■ Prompt ■
Swap "screenshot" for "image" throughout the records below and reproduce them with nothing else changed, omitting the pictures.

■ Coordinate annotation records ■
□ □ □ □ □ □ □
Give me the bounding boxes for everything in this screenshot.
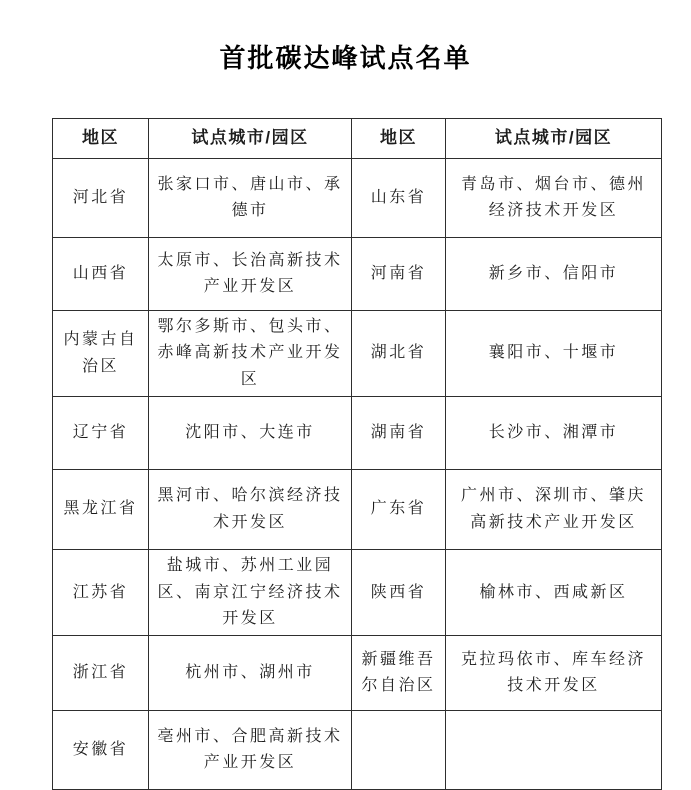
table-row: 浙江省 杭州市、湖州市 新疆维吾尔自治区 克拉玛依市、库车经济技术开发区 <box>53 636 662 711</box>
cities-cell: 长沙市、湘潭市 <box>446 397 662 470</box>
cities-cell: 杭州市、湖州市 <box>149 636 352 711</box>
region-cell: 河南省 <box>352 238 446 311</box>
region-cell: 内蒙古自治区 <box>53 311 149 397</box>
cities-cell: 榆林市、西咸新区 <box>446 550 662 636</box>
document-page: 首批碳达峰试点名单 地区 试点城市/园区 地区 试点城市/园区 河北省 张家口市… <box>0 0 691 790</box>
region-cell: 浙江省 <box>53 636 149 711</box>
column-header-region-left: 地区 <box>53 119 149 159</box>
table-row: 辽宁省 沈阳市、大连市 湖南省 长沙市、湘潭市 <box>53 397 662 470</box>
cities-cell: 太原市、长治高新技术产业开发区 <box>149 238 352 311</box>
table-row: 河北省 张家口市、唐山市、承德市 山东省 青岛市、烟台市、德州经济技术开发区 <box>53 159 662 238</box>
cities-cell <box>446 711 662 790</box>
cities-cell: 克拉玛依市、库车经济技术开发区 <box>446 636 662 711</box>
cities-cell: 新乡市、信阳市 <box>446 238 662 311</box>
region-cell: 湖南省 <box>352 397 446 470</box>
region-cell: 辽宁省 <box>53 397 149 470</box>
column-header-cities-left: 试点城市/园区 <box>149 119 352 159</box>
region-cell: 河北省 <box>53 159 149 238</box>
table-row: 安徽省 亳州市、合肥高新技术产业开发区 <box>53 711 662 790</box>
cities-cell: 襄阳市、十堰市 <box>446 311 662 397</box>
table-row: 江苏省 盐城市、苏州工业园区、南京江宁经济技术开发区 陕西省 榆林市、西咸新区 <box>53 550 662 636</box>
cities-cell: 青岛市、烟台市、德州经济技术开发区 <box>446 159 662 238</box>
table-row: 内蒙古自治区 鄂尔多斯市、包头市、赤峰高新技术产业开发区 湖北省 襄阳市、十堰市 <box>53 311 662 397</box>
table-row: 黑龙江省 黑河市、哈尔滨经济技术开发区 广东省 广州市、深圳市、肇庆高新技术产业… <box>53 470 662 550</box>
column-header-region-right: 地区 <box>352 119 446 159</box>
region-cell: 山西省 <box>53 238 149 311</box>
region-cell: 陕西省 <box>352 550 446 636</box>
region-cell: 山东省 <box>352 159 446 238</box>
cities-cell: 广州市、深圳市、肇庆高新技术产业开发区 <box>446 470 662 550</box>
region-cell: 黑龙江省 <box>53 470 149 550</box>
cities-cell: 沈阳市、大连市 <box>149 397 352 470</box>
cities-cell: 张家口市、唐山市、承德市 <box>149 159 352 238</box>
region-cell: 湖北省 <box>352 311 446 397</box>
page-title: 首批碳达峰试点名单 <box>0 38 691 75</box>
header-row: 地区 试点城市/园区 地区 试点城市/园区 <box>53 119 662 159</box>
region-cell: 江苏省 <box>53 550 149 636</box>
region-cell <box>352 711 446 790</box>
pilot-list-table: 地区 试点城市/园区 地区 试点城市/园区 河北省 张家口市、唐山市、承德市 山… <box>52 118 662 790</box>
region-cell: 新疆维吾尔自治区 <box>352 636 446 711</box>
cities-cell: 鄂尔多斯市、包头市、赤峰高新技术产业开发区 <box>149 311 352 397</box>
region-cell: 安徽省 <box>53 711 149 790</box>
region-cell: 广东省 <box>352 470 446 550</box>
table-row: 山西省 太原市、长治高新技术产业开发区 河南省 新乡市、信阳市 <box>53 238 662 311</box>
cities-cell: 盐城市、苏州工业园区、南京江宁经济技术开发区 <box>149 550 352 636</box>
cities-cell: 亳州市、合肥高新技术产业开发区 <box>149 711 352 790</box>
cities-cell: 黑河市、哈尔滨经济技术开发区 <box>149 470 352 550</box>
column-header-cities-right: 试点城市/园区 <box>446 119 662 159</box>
□ □ □ □ □ □ □
■ The solution ■
Give me the bounding boxes for everything in this image.
table-row: 浙江省 杭州市、湖州市 新疆维吾尔自治区 克拉玛依市、库车经济技术开发区 <box>53 636 662 711</box>
cities-cell: 长沙市、湘潭市 <box>446 397 662 470</box>
cities-cell: 杭州市、湖州市 <box>149 636 352 711</box>
region-cell: 河南省 <box>352 238 446 311</box>
region-cell: 内蒙古自治区 <box>53 311 149 397</box>
cities-cell: 榆林市、西咸新区 <box>446 550 662 636</box>
document-page: 首批碳达峰试点名单 地区 试点城市/园区 地区 试点城市/园区 河北省 张家口市… <box>0 0 691 790</box>
region-cell: 浙江省 <box>53 636 149 711</box>
column-header-region-left: 地区 <box>53 119 149 159</box>
table-row: 辽宁省 沈阳市、大连市 湖南省 长沙市、湘潭市 <box>53 397 662 470</box>
cities-cell: 太原市、长治高新技术产业开发区 <box>149 238 352 311</box>
table-row: 河北省 张家口市、唐山市、承德市 山东省 青岛市、烟台市、德州经济技术开发区 <box>53 159 662 238</box>
cities-cell <box>446 711 662 790</box>
cities-cell: 克拉玛依市、库车经济技术开发区 <box>446 636 662 711</box>
cities-cell: 新乡市、信阳市 <box>446 238 662 311</box>
region-cell: 湖南省 <box>352 397 446 470</box>
region-cell: 辽宁省 <box>53 397 149 470</box>
column-header-cities-left: 试点城市/园区 <box>149 119 352 159</box>
region-cell: 河北省 <box>53 159 149 238</box>
table-row: 安徽省 亳州市、合肥高新技术产业开发区 <box>53 711 662 790</box>
cities-cell: 襄阳市、十堰市 <box>446 311 662 397</box>
table-row: 江苏省 盐城市、苏州工业园区、南京江宁经济技术开发区 陕西省 榆林市、西咸新区 <box>53 550 662 636</box>
cities-cell: 青岛市、烟台市、德州经济技术开发区 <box>446 159 662 238</box>
table-row: 内蒙古自治区 鄂尔多斯市、包头市、赤峰高新技术产业开发区 湖北省 襄阳市、十堰市 <box>53 311 662 397</box>
table-row: 黑龙江省 黑河市、哈尔滨经济技术开发区 广东省 广州市、深圳市、肇庆高新技术产业… <box>53 470 662 550</box>
column-header-region-right: 地区 <box>352 119 446 159</box>
region-cell: 山西省 <box>53 238 149 311</box>
region-cell: 陕西省 <box>352 550 446 636</box>
region-cell: 山东省 <box>352 159 446 238</box>
cities-cell: 广州市、深圳市、肇庆高新技术产业开发区 <box>446 470 662 550</box>
region-cell: 黑龙江省 <box>53 470 149 550</box>
cities-cell: 沈阳市、大连市 <box>149 397 352 470</box>
cities-cell: 张家口市、唐山市、承德市 <box>149 159 352 238</box>
region-cell: 湖北省 <box>352 311 446 397</box>
page-title: 首批碳达峰试点名单 <box>0 38 691 75</box>
header-row: 地区 试点城市/园区 地区 试点城市/园区 <box>53 119 662 159</box>
region-cell: 江苏省 <box>53 550 149 636</box>
region-cell <box>352 711 446 790</box>
pilot-list-table: 地区 试点城市/园区 地区 试点城市/园区 河北省 张家口市、唐山市、承德市 山… <box>52 118 662 790</box>
region-cell: 新疆维吾尔自治区 <box>352 636 446 711</box>
cities-cell: 鄂尔多斯市、包头市、赤峰高新技术产业开发区 <box>149 311 352 397</box>
region-cell: 安徽省 <box>53 711 149 790</box>
region-cell: 广东省 <box>352 470 446 550</box>
table-row: 山西省 太原市、长治高新技术产业开发区 河南省 新乡市、信阳市 <box>53 238 662 311</box>
cities-cell: 盐城市、苏州工业园区、南京江宁经济技术开发区 <box>149 550 352 636</box>
cities-cell: 亳州市、合肥高新技术产业开发区 <box>149 711 352 790</box>
cities-cell: 黑河市、哈尔滨经济技术开发区 <box>149 470 352 550</box>
column-header-cities-right: 试点城市/园区 <box>446 119 662 159</box>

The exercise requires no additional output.